## AIM
Below are some records. Count the lines with "hasn" in them and give nothing but the total.

## GIVEN RECORDS

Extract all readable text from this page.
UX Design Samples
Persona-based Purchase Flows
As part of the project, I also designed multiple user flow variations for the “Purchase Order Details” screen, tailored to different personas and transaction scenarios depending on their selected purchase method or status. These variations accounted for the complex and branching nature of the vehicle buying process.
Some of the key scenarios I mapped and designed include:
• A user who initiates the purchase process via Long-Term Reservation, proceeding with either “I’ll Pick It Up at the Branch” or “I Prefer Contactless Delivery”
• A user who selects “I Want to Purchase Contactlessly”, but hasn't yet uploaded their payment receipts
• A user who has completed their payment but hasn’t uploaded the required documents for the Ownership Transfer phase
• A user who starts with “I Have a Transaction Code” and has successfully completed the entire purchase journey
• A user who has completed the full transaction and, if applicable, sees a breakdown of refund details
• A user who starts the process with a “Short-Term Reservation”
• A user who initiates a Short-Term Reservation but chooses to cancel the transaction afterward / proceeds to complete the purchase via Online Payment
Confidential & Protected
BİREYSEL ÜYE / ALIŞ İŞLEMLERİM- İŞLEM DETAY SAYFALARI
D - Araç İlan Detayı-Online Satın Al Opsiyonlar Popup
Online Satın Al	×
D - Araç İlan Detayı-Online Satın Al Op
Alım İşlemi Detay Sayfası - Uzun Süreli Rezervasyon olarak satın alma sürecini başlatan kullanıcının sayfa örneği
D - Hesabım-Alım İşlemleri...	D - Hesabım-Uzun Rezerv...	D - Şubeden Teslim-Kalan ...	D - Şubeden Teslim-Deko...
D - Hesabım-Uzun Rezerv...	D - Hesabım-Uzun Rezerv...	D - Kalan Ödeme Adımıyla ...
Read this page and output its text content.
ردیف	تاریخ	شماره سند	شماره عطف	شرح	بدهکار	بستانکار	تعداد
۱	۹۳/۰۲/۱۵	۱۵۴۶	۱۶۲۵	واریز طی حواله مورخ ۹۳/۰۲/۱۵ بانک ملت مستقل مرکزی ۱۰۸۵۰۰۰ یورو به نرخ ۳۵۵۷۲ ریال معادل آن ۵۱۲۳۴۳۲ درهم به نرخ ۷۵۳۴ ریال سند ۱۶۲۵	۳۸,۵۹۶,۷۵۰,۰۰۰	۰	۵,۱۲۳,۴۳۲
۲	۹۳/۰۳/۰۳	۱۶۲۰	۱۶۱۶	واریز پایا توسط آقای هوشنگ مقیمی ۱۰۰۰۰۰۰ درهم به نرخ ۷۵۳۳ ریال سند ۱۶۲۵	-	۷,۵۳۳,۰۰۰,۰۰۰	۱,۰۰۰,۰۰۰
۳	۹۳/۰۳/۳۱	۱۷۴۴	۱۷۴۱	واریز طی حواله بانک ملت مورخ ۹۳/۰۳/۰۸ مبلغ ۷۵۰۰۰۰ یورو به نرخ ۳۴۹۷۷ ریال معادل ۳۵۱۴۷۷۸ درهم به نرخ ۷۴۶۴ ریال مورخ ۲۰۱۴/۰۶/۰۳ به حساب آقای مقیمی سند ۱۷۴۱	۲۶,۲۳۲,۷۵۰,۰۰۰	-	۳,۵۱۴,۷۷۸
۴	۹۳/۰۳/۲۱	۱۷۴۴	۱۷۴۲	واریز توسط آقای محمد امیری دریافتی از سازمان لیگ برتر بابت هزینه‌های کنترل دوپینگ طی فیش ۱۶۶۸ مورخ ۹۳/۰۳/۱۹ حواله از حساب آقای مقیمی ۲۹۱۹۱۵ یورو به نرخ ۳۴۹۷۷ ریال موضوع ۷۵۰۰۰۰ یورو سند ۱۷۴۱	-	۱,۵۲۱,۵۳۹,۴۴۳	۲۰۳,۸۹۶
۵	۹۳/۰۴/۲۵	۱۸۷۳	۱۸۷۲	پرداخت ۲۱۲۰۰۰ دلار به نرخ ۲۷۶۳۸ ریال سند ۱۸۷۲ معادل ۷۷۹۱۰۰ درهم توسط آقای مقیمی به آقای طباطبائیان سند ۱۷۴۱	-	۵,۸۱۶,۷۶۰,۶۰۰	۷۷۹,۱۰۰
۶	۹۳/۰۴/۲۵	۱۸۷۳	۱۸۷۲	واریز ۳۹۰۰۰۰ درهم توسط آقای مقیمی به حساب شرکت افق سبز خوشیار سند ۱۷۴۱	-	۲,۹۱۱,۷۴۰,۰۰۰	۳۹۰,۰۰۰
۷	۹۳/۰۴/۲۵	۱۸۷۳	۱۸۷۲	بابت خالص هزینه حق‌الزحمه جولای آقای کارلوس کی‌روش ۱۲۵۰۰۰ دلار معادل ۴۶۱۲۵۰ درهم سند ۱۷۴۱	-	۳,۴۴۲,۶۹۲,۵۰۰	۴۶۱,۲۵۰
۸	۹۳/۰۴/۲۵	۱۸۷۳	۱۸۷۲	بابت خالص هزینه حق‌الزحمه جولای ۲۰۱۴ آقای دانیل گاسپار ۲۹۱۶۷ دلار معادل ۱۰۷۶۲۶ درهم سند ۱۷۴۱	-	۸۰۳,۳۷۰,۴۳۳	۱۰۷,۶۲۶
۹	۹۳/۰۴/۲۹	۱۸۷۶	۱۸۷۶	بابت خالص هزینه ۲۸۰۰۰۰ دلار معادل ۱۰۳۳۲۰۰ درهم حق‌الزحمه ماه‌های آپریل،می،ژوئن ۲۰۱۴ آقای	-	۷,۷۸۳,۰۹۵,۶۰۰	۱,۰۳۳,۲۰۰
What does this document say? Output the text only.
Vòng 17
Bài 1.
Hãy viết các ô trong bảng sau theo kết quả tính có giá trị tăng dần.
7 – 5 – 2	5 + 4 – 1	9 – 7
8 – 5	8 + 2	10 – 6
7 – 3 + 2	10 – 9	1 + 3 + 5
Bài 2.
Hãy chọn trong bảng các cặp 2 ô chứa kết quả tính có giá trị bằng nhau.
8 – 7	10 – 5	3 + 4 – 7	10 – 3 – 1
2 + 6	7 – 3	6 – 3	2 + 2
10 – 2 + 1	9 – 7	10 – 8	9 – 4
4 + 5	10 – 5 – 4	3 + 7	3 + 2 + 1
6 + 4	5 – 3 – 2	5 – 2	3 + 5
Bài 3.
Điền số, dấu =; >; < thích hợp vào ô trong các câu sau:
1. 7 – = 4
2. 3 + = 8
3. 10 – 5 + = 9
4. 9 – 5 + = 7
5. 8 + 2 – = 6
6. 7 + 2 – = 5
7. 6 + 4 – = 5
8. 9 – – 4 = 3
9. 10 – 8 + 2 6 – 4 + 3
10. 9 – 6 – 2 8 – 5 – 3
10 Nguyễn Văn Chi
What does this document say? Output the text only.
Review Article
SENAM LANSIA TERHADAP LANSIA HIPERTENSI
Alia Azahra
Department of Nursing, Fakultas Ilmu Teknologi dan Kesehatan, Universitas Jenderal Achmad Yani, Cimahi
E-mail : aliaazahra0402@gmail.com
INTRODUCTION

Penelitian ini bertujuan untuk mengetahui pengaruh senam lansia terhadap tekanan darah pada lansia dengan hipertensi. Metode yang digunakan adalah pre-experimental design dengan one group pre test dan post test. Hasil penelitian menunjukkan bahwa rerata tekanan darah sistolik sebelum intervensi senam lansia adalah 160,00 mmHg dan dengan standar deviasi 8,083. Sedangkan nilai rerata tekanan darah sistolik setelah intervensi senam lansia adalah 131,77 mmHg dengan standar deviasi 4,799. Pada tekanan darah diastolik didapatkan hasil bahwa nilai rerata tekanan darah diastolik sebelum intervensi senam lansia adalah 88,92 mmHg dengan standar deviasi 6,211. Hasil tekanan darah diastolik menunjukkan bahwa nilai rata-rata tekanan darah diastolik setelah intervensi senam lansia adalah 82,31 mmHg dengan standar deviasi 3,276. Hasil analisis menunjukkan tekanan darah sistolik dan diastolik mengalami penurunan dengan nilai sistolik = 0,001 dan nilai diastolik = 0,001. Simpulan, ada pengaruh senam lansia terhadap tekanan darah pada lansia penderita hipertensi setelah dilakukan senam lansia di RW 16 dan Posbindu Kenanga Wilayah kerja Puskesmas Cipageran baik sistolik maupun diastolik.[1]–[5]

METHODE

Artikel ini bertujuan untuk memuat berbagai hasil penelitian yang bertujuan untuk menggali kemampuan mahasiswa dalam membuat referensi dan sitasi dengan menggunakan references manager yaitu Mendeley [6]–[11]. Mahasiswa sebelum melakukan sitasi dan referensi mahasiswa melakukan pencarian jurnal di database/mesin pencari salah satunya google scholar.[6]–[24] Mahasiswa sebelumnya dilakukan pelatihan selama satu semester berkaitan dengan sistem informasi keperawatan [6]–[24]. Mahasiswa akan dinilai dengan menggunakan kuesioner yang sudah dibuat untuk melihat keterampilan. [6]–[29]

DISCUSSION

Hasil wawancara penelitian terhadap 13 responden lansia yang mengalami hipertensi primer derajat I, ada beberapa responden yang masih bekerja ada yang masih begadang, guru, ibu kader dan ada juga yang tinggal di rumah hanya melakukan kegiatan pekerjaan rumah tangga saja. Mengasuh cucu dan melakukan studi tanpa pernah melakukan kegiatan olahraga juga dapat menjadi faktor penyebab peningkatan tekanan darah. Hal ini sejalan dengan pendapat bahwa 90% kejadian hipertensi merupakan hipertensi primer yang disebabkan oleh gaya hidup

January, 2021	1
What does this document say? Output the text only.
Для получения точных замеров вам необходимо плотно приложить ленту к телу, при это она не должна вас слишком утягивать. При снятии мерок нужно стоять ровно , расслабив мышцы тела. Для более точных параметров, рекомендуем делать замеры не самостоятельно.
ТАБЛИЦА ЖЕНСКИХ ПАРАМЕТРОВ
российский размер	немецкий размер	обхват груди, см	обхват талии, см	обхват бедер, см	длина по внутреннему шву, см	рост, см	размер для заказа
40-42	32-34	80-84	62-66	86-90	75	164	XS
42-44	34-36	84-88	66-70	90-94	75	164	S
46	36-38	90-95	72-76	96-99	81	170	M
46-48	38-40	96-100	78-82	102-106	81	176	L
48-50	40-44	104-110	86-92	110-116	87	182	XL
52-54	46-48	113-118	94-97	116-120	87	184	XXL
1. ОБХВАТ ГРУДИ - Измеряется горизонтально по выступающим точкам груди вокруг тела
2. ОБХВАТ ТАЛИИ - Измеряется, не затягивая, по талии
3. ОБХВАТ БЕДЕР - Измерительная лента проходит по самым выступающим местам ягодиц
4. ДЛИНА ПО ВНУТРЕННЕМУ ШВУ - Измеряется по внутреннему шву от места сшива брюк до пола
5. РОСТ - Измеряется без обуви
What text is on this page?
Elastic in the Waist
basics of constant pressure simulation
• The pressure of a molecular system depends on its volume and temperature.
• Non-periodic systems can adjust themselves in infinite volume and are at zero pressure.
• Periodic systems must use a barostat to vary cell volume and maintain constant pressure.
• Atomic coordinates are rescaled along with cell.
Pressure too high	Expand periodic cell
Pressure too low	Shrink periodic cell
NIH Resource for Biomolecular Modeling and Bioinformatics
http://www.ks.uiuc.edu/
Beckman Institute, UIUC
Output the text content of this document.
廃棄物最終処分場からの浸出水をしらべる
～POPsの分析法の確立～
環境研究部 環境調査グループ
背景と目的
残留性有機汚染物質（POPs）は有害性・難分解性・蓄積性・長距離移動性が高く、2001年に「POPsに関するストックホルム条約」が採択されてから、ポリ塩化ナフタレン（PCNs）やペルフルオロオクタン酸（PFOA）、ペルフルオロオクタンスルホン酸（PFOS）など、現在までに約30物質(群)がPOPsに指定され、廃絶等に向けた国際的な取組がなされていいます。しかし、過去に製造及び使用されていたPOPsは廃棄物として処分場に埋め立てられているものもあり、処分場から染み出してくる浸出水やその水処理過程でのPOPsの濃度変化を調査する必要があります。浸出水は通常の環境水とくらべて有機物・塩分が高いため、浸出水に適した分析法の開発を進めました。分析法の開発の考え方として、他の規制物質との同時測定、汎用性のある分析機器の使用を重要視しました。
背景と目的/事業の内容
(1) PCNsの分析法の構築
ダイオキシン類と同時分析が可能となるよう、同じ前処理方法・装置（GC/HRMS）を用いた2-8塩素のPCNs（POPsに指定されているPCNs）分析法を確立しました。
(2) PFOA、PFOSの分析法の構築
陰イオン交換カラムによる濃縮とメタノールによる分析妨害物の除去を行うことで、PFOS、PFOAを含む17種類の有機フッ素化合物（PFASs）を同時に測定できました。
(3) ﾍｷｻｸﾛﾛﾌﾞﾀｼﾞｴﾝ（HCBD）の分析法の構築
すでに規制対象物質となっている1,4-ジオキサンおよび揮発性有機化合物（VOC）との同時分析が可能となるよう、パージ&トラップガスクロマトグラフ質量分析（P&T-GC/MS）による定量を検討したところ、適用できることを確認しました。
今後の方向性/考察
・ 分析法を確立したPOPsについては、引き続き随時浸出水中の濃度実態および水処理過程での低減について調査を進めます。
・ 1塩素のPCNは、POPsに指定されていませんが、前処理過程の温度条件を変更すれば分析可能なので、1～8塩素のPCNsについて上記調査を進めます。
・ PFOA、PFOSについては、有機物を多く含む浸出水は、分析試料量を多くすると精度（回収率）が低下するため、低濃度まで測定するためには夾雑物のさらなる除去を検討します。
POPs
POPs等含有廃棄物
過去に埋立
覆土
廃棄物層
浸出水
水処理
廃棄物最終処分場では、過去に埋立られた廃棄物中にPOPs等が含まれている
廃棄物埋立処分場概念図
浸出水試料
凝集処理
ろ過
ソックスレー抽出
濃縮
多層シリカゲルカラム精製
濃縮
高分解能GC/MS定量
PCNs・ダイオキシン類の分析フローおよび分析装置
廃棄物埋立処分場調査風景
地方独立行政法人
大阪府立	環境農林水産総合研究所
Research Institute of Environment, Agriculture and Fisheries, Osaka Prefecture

## RESPONSE FOR THIS EXERCISE
2